### Box annotation data
****************************************

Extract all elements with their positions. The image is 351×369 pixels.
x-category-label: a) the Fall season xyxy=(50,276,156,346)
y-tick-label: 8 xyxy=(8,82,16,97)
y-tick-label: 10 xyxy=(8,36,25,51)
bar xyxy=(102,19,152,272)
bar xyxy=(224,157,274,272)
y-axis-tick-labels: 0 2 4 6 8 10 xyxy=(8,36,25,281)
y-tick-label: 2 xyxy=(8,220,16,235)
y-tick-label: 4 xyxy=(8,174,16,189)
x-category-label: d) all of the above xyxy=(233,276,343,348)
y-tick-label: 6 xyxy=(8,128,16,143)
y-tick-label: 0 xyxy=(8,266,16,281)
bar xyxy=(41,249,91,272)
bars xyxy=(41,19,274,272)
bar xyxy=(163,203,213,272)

****************************************

### DIRECTIVE
Reproduce every line of the records above verbatim, in the same order.

### OUTPUT
Extract all elements with their positions. The image is 351×369 pixels.
x-category-label: a) the Fall season xyxy=(50,276,156,346)
y-tick-label: 8 xyxy=(8,82,16,97)
y-tick-label: 10 xyxy=(8,36,25,51)
bar xyxy=(102,19,152,272)
bar xyxy=(224,157,274,272)
y-axis-tick-labels: 0 2 4 6 8 10 xyxy=(8,36,25,281)
y-tick-label: 2 xyxy=(8,220,16,235)
y-tick-label: 4 xyxy=(8,174,16,189)
x-category-label: d) all of the above xyxy=(233,276,343,348)
y-tick-label: 6 xyxy=(8,128,16,143)
y-tick-label: 0 xyxy=(8,266,16,281)
bar xyxy=(41,249,91,272)
bars xyxy=(41,19,274,272)
bar xyxy=(163,203,213,272)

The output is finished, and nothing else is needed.